Politics and Recognition. Towards a New Political Aesthetics
Politics and Recognition.
Towards a New Political Aesthetics, 1st Edition,
This book outlines a new conception of political aesthetics based on the
notion of order as an aesthetic category pertaining to human perception.
Engaging with the thought of a range of figures, including Veblen, Honneth,
Foucault, Popper, and MacIntyre, it explores the nature of political aesthetics
as an enquiry into the ways in which politics and our perceptions shape one
another and our moral choices. Moving beyond the consideration of politics as a
matter of perception, the author employs the concept of recognition to shed
fresh light on the normative dimensions of politics, before presenting a series
of case studies designed to show the utility of this conception of political
aesthetics for explaining contemporary urban social phenomena and political
conflicts. As such, Politics and
Recognition will appeal to sociologists, philosophers, and political social
theorists.

────

**LIST OF TASKS:**
- A) Name every thinker the book description mentions by name.
- B) Edit the part of the book description that begins at the words "Towards a New Political Aesthetics, 1st" and stops after "to human perception.", changing "notion" to "idea".
The items are separate material, unrelated to the book description.

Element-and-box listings

────

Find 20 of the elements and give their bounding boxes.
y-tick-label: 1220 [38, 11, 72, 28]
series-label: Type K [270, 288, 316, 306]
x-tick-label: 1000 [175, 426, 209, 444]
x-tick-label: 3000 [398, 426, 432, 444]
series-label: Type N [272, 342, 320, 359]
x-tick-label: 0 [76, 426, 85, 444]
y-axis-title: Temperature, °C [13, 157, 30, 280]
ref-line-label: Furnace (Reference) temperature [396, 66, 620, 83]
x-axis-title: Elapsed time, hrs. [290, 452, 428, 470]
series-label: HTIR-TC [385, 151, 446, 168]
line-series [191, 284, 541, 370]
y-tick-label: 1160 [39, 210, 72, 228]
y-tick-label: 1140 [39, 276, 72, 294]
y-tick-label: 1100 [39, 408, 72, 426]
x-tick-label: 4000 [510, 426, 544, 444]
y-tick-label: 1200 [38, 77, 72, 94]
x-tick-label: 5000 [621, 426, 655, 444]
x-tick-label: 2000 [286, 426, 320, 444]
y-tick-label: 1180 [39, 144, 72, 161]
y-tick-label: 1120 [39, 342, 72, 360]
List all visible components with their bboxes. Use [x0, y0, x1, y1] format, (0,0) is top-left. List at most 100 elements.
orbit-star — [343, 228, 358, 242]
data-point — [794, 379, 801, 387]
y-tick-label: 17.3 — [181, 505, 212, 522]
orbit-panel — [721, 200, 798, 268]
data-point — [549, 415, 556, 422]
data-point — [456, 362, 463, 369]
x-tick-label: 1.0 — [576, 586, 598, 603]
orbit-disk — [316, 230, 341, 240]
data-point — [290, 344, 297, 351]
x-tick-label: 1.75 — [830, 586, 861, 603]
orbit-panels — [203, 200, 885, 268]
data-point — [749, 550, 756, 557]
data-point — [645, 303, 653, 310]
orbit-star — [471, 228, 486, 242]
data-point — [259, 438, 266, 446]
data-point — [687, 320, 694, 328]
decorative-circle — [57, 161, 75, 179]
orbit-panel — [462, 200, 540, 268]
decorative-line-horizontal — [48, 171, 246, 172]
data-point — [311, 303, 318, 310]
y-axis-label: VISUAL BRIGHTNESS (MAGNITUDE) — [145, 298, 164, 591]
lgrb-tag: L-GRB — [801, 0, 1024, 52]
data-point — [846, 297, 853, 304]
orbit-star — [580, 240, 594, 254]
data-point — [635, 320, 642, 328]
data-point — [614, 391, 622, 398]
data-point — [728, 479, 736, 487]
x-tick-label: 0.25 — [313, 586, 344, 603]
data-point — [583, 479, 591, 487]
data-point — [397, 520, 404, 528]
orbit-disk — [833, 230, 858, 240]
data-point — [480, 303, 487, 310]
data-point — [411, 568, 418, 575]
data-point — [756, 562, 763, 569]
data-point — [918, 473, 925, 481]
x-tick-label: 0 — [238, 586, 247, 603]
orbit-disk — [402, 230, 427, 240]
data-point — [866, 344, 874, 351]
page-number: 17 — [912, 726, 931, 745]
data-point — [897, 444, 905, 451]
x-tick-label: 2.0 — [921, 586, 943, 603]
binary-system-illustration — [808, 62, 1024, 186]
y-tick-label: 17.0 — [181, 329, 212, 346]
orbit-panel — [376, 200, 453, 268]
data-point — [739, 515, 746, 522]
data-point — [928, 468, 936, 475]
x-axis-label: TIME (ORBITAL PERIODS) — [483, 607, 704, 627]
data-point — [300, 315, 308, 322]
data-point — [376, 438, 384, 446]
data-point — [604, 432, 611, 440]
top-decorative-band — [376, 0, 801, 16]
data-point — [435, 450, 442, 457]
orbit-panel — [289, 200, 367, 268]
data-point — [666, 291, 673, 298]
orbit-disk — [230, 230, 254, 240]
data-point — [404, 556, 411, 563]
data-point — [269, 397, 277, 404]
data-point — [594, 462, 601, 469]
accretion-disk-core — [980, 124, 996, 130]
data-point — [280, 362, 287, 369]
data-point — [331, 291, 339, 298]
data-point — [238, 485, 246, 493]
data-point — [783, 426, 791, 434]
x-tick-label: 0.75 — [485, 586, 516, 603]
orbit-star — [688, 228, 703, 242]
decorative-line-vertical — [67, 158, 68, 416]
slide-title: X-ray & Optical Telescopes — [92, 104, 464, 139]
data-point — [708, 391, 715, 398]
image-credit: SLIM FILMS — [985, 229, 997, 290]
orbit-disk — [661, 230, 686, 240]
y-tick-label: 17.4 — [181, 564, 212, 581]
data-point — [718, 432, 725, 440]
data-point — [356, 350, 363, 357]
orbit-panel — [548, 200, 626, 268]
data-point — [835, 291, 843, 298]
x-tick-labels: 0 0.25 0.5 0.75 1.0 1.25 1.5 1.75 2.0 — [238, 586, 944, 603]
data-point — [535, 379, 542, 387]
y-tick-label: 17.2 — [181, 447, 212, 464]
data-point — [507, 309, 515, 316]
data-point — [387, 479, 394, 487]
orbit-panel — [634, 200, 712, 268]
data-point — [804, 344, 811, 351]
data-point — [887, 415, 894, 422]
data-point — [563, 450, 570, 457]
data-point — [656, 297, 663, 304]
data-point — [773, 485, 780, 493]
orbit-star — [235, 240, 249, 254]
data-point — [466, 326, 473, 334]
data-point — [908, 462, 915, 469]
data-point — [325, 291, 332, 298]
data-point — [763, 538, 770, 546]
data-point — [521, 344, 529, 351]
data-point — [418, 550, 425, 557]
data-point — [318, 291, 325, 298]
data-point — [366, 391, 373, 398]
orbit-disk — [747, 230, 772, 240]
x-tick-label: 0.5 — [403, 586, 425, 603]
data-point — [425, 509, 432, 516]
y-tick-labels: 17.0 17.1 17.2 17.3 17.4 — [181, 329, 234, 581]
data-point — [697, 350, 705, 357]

────

**EXPECTED OUTPUTS:**
- A) Veblen, Honneth, Foucault, Popper, MacIntyre

- B)
Towards a New Political Aesthetics, 1st Edition,
This book outlines a new conception of political aesthetics based on the
idea of order as an aesthetic category pertaining to human perception.